_Written problem_
Find the lines with "question" in them and copy them out.

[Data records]
/---
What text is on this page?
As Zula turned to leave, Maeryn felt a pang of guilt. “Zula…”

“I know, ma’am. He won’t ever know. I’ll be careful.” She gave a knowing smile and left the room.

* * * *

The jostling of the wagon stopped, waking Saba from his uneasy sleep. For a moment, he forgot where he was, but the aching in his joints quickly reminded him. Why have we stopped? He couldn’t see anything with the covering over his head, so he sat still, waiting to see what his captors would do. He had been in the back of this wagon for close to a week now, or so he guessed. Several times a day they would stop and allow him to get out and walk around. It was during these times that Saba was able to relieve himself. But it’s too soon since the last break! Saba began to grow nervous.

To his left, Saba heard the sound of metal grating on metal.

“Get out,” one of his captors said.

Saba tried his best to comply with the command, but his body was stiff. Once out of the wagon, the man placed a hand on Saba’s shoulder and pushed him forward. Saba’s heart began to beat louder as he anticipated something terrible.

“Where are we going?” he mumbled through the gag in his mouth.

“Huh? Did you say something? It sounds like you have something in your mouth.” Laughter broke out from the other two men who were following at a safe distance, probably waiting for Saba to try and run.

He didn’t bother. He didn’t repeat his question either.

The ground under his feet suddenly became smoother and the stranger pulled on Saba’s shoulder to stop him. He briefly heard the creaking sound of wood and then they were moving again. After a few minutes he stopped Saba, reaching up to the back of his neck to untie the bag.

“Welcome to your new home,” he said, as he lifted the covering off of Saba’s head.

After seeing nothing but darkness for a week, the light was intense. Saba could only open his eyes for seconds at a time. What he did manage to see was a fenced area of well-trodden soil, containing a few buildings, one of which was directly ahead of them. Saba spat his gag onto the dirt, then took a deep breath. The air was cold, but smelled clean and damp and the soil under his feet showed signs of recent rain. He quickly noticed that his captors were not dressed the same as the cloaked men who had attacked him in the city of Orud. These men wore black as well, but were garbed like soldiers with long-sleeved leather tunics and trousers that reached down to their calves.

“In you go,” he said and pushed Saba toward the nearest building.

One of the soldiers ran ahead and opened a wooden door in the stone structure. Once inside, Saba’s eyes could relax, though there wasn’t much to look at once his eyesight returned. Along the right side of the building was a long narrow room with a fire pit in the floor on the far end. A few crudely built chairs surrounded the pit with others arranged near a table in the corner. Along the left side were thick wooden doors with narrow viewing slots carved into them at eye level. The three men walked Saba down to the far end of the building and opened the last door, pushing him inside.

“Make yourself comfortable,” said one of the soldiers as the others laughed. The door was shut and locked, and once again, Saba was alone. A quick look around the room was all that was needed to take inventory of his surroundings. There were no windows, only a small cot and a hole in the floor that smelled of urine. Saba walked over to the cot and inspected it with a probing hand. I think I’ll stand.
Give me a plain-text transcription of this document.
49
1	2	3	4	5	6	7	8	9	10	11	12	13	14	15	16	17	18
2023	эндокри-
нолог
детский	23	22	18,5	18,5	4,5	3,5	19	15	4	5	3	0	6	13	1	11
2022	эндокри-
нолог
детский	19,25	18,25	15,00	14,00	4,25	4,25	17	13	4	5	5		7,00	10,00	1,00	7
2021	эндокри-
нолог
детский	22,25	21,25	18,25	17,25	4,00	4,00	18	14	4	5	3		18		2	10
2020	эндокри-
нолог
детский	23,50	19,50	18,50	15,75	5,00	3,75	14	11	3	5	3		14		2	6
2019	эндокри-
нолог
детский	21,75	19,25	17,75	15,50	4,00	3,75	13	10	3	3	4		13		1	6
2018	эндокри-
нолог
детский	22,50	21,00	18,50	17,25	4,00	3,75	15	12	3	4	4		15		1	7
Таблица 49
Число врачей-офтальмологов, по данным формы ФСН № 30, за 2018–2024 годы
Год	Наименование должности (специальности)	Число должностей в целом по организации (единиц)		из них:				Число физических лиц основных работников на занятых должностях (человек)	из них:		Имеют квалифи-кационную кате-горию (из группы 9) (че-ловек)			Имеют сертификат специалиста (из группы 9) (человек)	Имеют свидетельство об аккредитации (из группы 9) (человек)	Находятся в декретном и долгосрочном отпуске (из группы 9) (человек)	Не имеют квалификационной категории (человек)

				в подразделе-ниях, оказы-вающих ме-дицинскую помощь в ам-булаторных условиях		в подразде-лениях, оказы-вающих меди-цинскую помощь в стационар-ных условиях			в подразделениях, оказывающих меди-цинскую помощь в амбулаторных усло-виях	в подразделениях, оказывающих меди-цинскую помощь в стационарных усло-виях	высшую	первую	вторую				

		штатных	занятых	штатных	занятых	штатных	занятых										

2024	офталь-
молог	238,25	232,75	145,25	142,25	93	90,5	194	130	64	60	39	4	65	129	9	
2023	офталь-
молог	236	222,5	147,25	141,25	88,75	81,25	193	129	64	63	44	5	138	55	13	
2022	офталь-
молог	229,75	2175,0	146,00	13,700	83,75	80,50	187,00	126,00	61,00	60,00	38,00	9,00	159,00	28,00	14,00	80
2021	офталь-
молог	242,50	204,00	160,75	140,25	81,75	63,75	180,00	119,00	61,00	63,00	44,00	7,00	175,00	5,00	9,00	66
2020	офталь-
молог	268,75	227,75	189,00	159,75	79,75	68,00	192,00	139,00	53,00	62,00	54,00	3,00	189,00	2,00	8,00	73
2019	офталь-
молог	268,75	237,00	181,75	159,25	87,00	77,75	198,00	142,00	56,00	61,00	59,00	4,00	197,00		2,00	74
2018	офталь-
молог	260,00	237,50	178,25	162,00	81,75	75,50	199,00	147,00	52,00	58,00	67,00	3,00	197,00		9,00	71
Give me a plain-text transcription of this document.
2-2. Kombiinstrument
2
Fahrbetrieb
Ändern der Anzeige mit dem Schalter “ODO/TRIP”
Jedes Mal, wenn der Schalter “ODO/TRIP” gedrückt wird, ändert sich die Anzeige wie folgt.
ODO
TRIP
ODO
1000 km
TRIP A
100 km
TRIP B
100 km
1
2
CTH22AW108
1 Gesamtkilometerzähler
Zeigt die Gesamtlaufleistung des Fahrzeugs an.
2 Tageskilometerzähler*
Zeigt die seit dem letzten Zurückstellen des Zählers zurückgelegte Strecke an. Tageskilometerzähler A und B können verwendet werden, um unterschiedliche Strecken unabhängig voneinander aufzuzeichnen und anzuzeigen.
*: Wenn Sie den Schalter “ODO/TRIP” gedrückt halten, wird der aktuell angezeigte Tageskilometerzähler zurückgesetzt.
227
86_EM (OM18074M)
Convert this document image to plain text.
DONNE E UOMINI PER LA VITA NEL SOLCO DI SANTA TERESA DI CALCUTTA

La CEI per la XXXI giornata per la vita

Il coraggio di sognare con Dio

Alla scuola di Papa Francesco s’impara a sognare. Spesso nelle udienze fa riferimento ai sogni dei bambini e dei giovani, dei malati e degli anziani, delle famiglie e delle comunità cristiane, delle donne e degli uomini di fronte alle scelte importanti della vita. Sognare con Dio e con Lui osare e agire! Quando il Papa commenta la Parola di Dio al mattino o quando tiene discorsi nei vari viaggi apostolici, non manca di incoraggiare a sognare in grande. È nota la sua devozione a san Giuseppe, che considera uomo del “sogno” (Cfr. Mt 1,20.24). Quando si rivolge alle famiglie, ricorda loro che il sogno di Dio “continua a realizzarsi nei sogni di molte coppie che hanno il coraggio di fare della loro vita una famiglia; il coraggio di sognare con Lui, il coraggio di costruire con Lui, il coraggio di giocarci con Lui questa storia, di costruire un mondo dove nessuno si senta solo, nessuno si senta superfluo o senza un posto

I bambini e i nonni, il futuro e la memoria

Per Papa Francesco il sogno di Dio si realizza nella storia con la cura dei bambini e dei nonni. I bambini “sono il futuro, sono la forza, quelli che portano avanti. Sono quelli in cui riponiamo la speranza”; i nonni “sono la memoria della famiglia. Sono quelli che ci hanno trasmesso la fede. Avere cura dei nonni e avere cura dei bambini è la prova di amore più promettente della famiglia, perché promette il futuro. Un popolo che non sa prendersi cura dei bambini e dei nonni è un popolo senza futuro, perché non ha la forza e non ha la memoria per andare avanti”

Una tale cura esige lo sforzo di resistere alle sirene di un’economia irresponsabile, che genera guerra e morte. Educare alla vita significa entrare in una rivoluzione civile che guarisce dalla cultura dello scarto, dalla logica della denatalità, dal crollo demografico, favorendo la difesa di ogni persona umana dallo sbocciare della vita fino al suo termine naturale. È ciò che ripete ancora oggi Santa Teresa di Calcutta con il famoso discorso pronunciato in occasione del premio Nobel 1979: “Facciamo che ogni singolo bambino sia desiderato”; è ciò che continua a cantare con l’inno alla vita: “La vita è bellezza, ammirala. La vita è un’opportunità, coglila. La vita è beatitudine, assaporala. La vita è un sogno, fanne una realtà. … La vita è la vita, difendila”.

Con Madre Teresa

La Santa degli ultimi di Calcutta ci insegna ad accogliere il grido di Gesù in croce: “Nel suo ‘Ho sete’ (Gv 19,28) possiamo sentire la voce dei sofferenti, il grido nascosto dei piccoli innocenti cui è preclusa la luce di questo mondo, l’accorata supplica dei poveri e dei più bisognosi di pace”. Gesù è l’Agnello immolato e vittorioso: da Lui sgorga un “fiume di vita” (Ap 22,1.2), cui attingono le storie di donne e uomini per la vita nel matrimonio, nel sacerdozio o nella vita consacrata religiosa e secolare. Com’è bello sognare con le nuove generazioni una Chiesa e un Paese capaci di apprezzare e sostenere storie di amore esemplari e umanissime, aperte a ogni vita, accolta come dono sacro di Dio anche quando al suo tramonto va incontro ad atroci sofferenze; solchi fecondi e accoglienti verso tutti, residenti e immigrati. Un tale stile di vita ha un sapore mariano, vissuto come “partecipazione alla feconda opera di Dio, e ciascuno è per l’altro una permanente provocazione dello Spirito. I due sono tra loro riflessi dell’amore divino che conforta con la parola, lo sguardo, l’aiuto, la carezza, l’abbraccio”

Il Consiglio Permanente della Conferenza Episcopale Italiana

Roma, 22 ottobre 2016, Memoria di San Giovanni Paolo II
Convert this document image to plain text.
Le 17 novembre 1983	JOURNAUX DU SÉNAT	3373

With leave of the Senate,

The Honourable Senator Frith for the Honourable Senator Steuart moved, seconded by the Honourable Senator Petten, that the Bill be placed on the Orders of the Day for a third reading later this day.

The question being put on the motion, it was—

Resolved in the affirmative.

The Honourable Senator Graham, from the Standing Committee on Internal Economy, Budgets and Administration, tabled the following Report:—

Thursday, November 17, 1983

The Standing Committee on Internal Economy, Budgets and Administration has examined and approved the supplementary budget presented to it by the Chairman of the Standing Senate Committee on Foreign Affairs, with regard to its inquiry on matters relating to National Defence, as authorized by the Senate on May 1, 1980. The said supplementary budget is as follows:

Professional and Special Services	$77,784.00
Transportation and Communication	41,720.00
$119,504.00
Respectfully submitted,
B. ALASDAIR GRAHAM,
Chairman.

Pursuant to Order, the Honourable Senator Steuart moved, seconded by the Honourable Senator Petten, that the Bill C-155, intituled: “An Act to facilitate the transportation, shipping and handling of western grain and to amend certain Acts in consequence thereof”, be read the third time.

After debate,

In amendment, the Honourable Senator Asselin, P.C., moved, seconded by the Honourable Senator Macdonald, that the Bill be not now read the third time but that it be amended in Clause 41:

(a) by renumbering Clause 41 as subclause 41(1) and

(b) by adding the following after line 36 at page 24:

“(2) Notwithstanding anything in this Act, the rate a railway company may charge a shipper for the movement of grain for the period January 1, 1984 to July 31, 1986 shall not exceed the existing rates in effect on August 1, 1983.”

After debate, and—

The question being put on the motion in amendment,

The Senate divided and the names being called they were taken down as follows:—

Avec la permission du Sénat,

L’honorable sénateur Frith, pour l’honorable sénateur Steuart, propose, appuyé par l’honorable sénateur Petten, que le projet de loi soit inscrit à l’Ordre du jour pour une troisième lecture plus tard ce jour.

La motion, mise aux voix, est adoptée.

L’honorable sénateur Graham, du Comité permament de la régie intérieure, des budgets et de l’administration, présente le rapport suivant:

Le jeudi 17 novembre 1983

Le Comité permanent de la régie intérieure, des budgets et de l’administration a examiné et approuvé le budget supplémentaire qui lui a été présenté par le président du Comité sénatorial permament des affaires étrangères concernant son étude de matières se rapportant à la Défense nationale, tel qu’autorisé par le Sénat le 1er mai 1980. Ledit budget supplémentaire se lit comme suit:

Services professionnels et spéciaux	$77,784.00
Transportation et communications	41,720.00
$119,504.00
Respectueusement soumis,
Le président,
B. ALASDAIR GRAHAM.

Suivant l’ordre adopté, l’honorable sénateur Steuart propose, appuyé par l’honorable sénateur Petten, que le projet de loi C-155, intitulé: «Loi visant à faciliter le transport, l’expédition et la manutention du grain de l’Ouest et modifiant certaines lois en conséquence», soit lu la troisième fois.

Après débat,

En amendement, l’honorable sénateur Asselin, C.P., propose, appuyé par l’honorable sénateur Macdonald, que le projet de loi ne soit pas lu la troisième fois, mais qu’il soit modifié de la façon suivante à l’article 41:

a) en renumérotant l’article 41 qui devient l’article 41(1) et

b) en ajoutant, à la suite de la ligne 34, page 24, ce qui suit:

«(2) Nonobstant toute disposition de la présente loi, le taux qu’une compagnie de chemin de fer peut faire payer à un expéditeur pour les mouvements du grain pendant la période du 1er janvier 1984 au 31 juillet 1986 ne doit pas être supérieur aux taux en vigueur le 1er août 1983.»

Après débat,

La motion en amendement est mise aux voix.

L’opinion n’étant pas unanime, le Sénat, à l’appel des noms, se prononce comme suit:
\---
_Exercise output_
He didn’t bother. He didn’t repeat his question either.
The question being put on the motion, it was—
The question being put on the motion in amendment,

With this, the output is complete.